» PROBLEM REQUIREMENTS: Could you write out the records below exactly as they appear, leaving out any pictures?
══════════
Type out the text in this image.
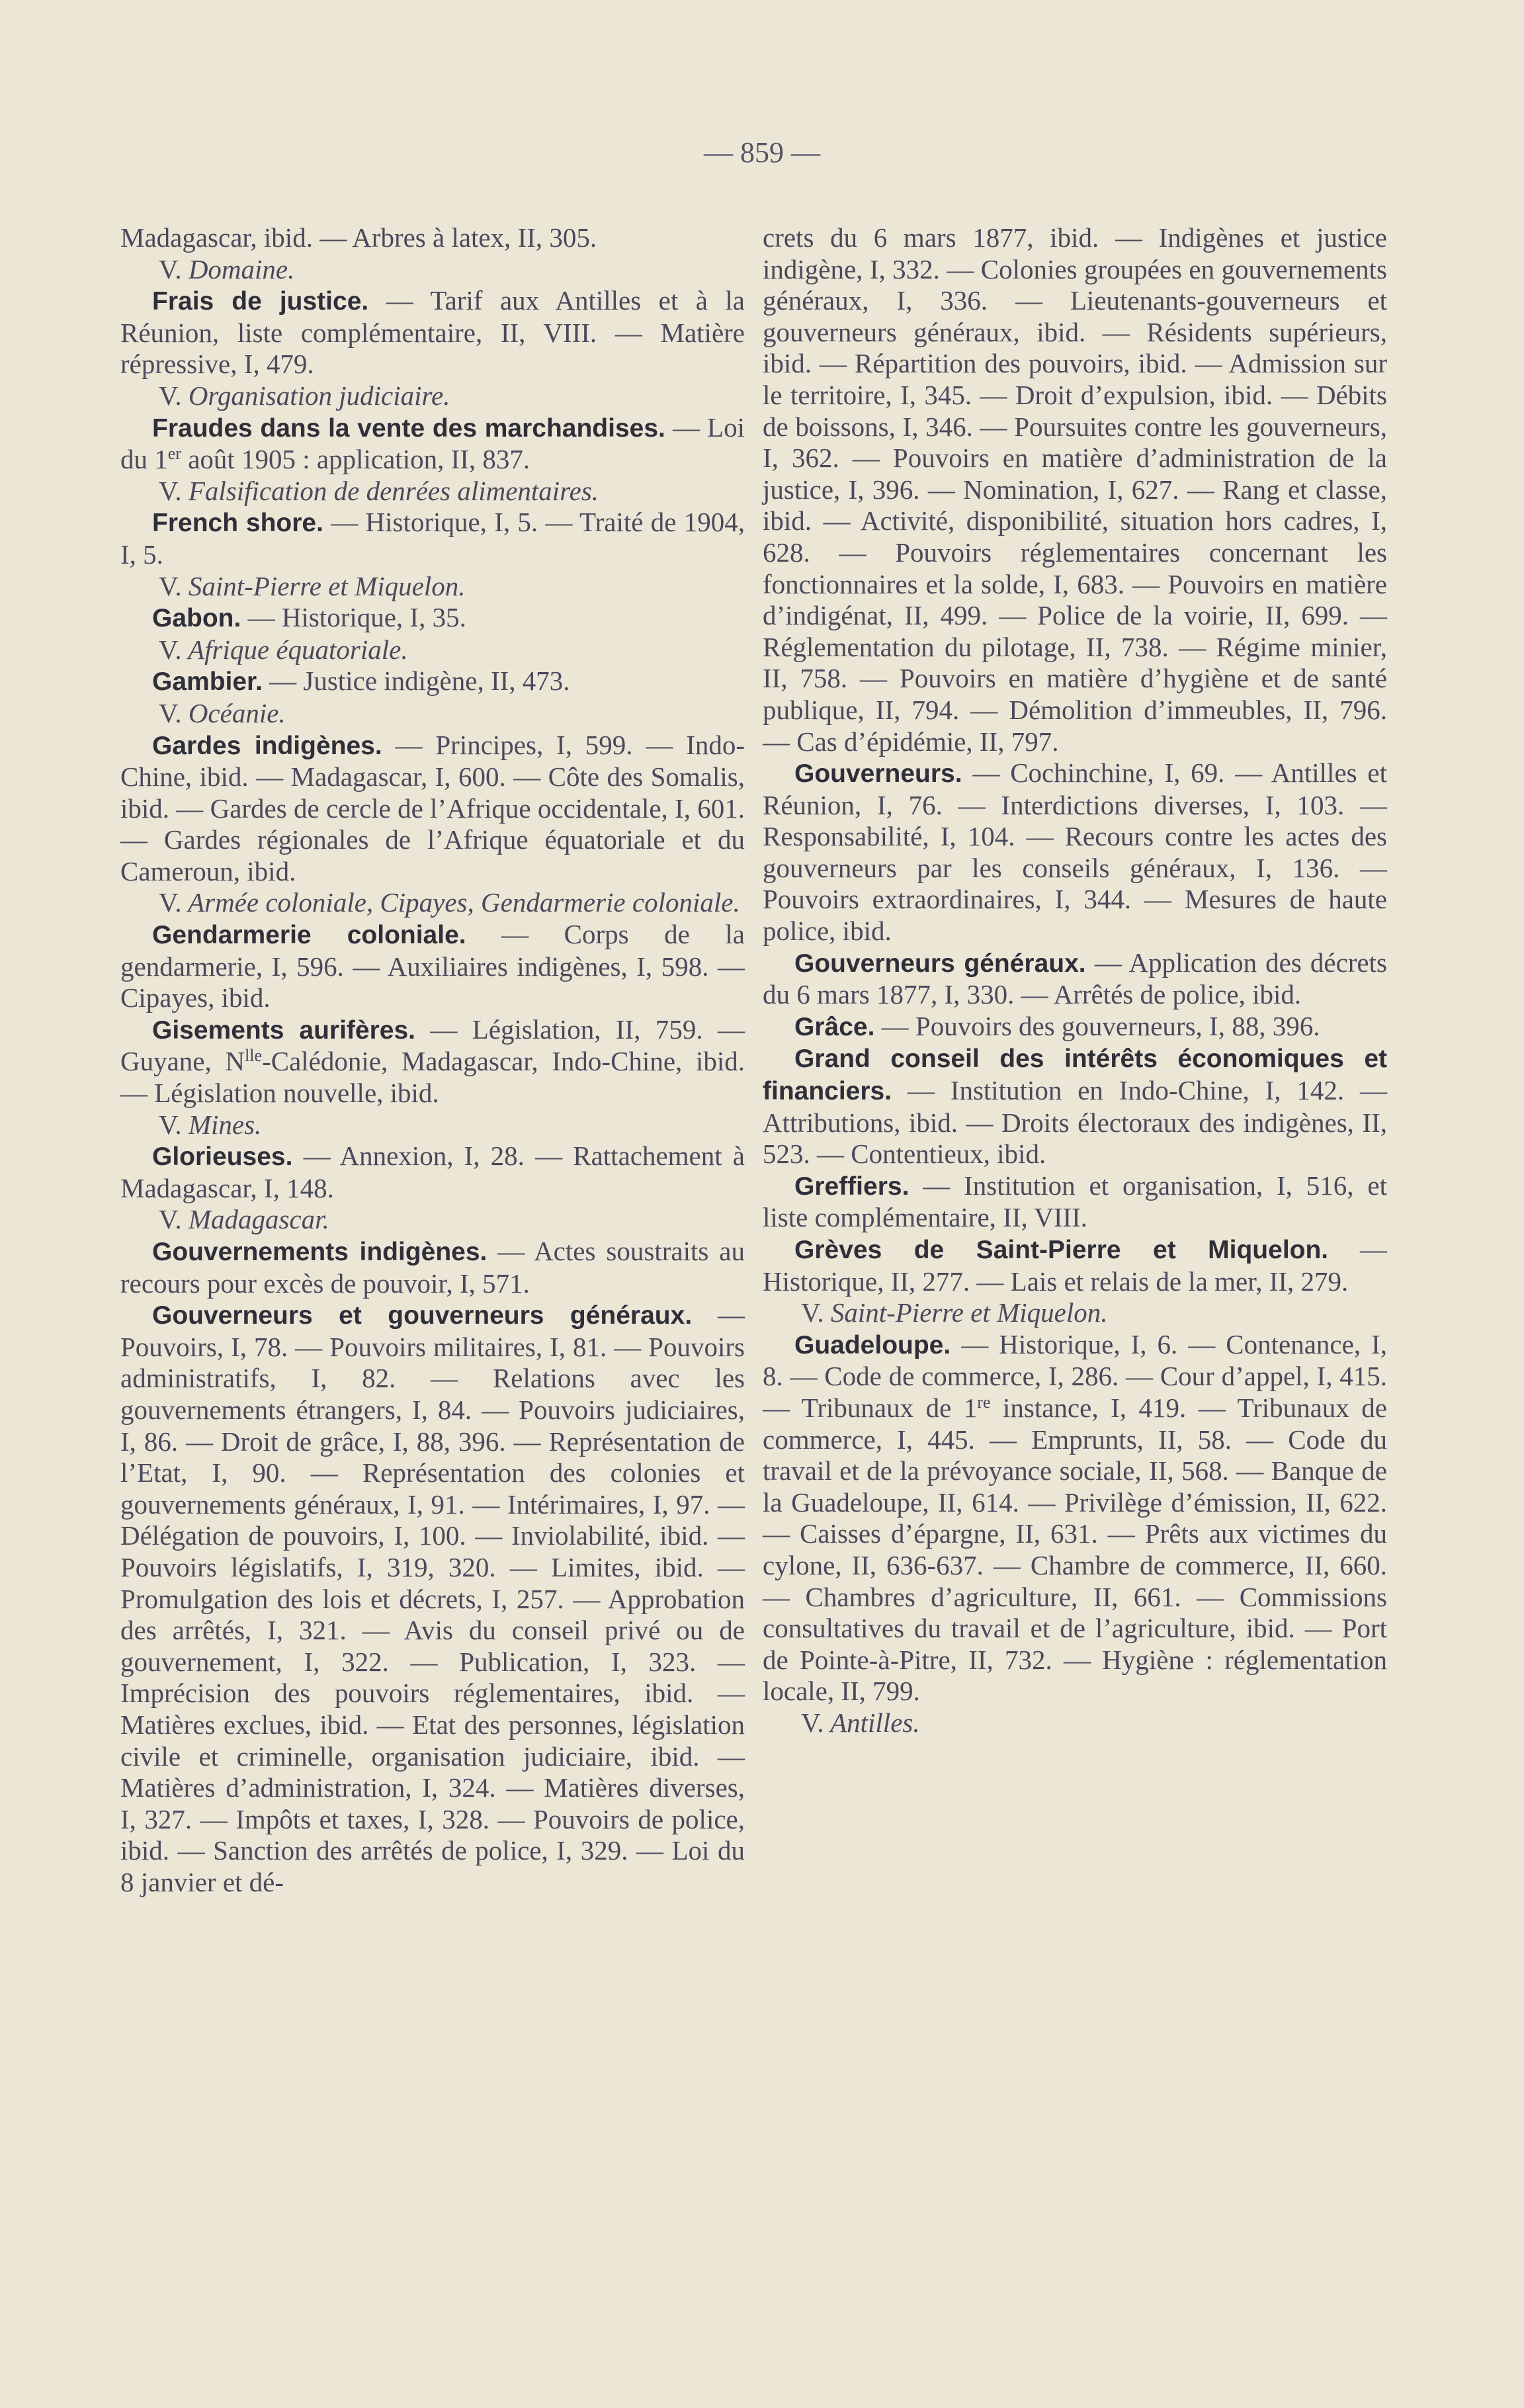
— 859 —

Madagascar, ibid. — Arbres à latex, II, 305.

V. Domaine.

Frais de justice. — Tarif aux Antilles et à la Réunion, liste complémentaire, II, VIII. — Matière répressive, I, 479.

V. Organisation judiciaire.

Fraudes dans la vente des marchandises. — Loi du 1er août 1905 : application, II, 837.

V. Falsification de denrées alimentaires.

French shore. — Historique, I, 5. — Traité de 1904, I, 5.

V. Saint-Pierre et Miquelon.

Gabon. — Historique, I, 35.

V. Afrique équatoriale.

Gambier. — Justice indigène, II, 473.

V. Océanie.

Gardes indigènes. — Principes, I, 599. — Indo-Chine, ibid. — Madagascar, I, 600. — Côte des Somalis, ibid. — Gardes de cercle de l’Afrique occidentale, I, 601. — Gardes régionales de l’Afrique équatoriale et du Cameroun, ibid.

V. Armée coloniale, Cipayes, Gendarmerie coloniale.

Gendarmerie coloniale. — Corps de la gendarmerie, I, 596. — Auxiliaires indigènes, I, 598. — Cipayes, ibid.

Gisements aurifères. — Législation, II, 759. — Guyane, $N^{lle}$-Calédonie, Madagascar, Indo-Chine, ibid. — Législation nouvelle, ibid.

V. Mines.

Glorieuses. — Annexion, I, 28. — Rattachement à Madagascar, I, 148.

V. Madagascar.

Gouvernements indigènes. — Actes soustraits au recours pour excès de pouvoir, I, 571.

Gouverneurs et gouverneurs généraux. — Pouvoirs, I, 78. — Pouvoirs militaires, I, 81. — Pouvoirs administratifs, I, 82. — Relations avec les gouvernements étrangers, I, 84. — Pouvoirs judiciaires, I, 86. — Droit de grâce, I, 88, 396. — Représentation de l’Etat, I, 90. — Représentation des colonies et gouvernements généraux, I, 91. — Intérimaires, I, 97. — Délégation de pouvoirs, I, 100. — Inviolabilité, ibid. — Pouvoirs législatifs, I, 319, 320. — Limites, ibid. — Promulgation des lois et décrets, I, 257. — Approbation des arrêtés, I, 321. — Avis du conseil privé ou de gouvernement, I, 322. — Publication, I, 323. — Imprécision des pouvoirs réglementaires, ibid. — Matières exclues, ibid. — Etat des personnes, législation civile et criminelle, organisation judiciaire, ibid. — Matières d’administration, I, 324. — Matières diverses, I, 327. — Impôts et taxes, I, 328. — Pouvoirs de police, ibid. — Sanction des arrêtés de police, I, 329. — Loi du 8 janvier et dé-

crets du 6 mars 1877, ibid. — Indigènes et justice indigène, I, 332. — Colonies groupées en gouvernements généraux, I, 336. — Lieutenants-gouverneurs et gouverneurs généraux, ibid. — Résidents supérieurs, ibid. — Répartition des pouvoirs, ibid. — Admission sur le territoire, I, 345. — Droit d’expulsion, ibid. — Débits de boissons, I, 346. — Poursuites contre les gouverneurs, I, 362. — Pouvoirs en matière d’administration de la justice, I, 396. — Nomination, I, 627. — Rang et classe, ibid. — Activité, disponibilité, situation hors cadres, I, 628. — Pouvoirs réglementaires concernant les fonctionnaires et la solde, I, 683. — Pouvoirs en matière d’indigénat, II, 499. — Police de la voirie, II, 699. — Réglementation du pilotage, II, 738. — Régime minier, II, 758. — Pouvoirs en matière d’hygiène et de santé publique, II, 794. — Démolition d’immeubles, II, 796. — Cas d’épidémie, II, 797.

Gouverneurs. — Cochinchine, I, 69. — Antilles et Réunion, I, 76. — Interdictions diverses, I, 103. — Responsabilité, I, 104. — Recours contre les actes des gouverneurs par les conseils généraux, I, 136. — Pouvoirs extraordinaires, I, 344. — Mesures de haute police, ibid.

Gouverneurs généraux. — Application des décrets du 6 mars 1877, I, 330. — Arrêtés de police, ibid.

Grâce. — Pouvoirs des gouverneurs, I, 88, 396.

Grand conseil des intérêts économiques et financiers. — Institution en Indo-Chine, I, 142. — Attributions, ibid. — Droits électoraux des indigènes, II, 523. — Contentieux, ibid.

Greffiers. — Institution et organisation, I, 516, et liste complémentaire, II, VIII.

Grèves de Saint-Pierre et Miquelon. — Historique, II, 277. — Lais et relais de la mer, II, 279.

V. Saint-Pierre et Miquelon.

Guadeloupe. — Historique, I, 6. — Contenance, I, 8. — Code de commerce, I, 286. — Cour d’appel, I, 415. — Tribunaux de 1re instance, I, 419. — Tribunaux de commerce, I, 445. — Emprunts, II, 58. — Code du travail et de la prévoyance sociale, II, 568. — Banque de la Guadeloupe, II, 614. — Privilège d’émission, II, 622. — Caisses d’épargne, II, 631. — Prêts aux victimes du cylone, II, 636-637. — Chambre de commerce, II, 660. — Chambres d’agriculture, II, 661. — Commissions consultatives du travail et de l’agriculture, ibid. — Port de Pointe-à-Pitre, II, 732. — Hygiène : réglementation locale, II, 799.

V. Antilles.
══════════
» SOLUTION BELOW:
Type out the text in this image.
— 859 —

Madagascar, ibid. — Arbres à latex, II, 305.

V. Domaine.

Frais de justice. — Tarif aux Antilles et à la Réunion, liste complémentaire, II, VIII. — Matière répressive, I, 479.

V. Organisation judiciaire.

Fraudes dans la vente des marchandises. — Loi du 1er août 1905 : application, II, 837.

V. Falsification de denrées alimentaires.

French shore. — Historique, I, 5. — Traité de 1904, I, 5.

V. Saint-Pierre et Miquelon.

Gabon. — Historique, I, 35.

V. Afrique équatoriale.

Gambier. — Justice indigène, II, 473.

V. Océanie.

Gardes indigènes. — Principes, I, 599. — Indo-Chine, ibid. — Madagascar, I, 600. — Côte des Somalis, ibid. — Gardes de cercle de l’Afrique occidentale, I, 601. — Gardes régionales de l’Afrique équatoriale et du Cameroun, ibid.

V. Armée coloniale, Cipayes, Gendarmerie coloniale.

Gendarmerie coloniale. — Corps de la gendarmerie, I, 596. — Auxiliaires indigènes, I, 598. — Cipayes, ibid.

Gisements aurifères. — Législation, II, 759. — Guyane, $N^{lle}$-Calédonie, Madagascar, Indo-Chine, ibid. — Législation nouvelle, ibid.

V. Mines.

Glorieuses. — Annexion, I, 28. — Rattachement à Madagascar, I, 148.

V. Madagascar.

Gouvernements indigènes. — Actes soustraits au recours pour excès de pouvoir, I, 571.

Gouverneurs et gouverneurs généraux. — Pouvoirs, I, 78. — Pouvoirs militaires, I, 81. — Pouvoirs administratifs, I, 82. — Relations avec les gouvernements étrangers, I, 84. — Pouvoirs judiciaires, I, 86. — Droit de grâce, I, 88, 396. — Représentation de l’Etat, I, 90. — Représentation des colonies et gouvernements généraux, I, 91. — Intérimaires, I, 97. — Délégation de pouvoirs, I, 100. — Inviolabilité, ibid. — Pouvoirs législatifs, I, 319, 320. — Limites, ibid. — Promulgation des lois et décrets, I, 257. — Approbation des arrêtés, I, 321. — Avis du conseil privé ou de gouvernement, I, 322. — Publication, I, 323. — Imprécision des pouvoirs réglementaires, ibid. — Matières exclues, ibid. — Etat des personnes, législation civile et criminelle, organisation judiciaire, ibid. — Matières d’administration, I, 324. — Matières diverses, I, 327. — Impôts et taxes, I, 328. — Pouvoirs de police, ibid. — Sanction des arrêtés de police, I, 329. — Loi du 8 janvier et dé-

crets du 6 mars 1877, ibid. — Indigènes et justice indigène, I, 332. — Colonies groupées en gouvernements généraux, I, 336. — Lieutenants-gouverneurs et gouverneurs généraux, ibid. — Résidents supérieurs, ibid. — Répartition des pouvoirs, ibid. — Admission sur le territoire, I, 345. — Droit d’expulsion, ibid. — Débits de boissons, I, 346. — Poursuites contre les gouverneurs, I, 362. — Pouvoirs en matière d’administration de la justice, I, 396. — Nomination, I, 627. — Rang et classe, ibid. — Activité, disponibilité, situation hors cadres, I, 628. — Pouvoirs réglementaires concernant les fonctionnaires et la solde, I, 683. — Pouvoirs en matière d’indigénat, II, 499. — Police de la voirie, II, 699. — Réglementation du pilotage, II, 738. — Régime minier, II, 758. — Pouvoirs en matière d’hygiène et de santé publique, II, 794. — Démolition d’immeubles, II, 796. — Cas d’épidémie, II, 797.

Gouverneurs. — Cochinchine, I, 69. — Antilles et Réunion, I, 76. — Interdictions diverses, I, 103. — Responsabilité, I, 104. — Recours contre les actes des gouverneurs par les conseils généraux, I, 136. — Pouvoirs extraordinaires, I, 344. — Mesures de haute police, ibid.

Gouverneurs généraux. — Application des décrets du 6 mars 1877, I, 330. — Arrêtés de police, ibid.

Grâce. — Pouvoirs des gouverneurs, I, 88, 396.

Grand conseil des intérêts économiques et financiers. — Institution en Indo-Chine, I, 142. — Attributions, ibid. — Droits électoraux des indigènes, II, 523. — Contentieux, ibid.

Greffiers. — Institution et organisation, I, 516, et liste complémentaire, II, VIII.

Grèves de Saint-Pierre et Miquelon. — Historique, II, 277. — Lais et relais de la mer, II, 279.

V. Saint-Pierre et Miquelon.

Guadeloupe. — Historique, I, 6. — Contenance, I, 8. — Code de commerce, I, 286. — Cour d’appel, I, 415. — Tribunaux de 1re instance, I, 419. — Tribunaux de commerce, I, 445. — Emprunts, II, 58. — Code du travail et de la prévoyance sociale, II, 568. — Banque de la Guadeloupe, II, 614. — Privilège d’émission, II, 622. — Caisses d’épargne, II, 631. — Prêts aux victimes du cylone, II, 636-637. — Chambre de commerce, II, 660. — Chambres d’agriculture, II, 661. — Commissions consultatives du travail et de l’agriculture, ibid. — Port de Pointe-à-Pitre, II, 732. — Hygiène : réglementation locale, II, 799.

V. Antilles.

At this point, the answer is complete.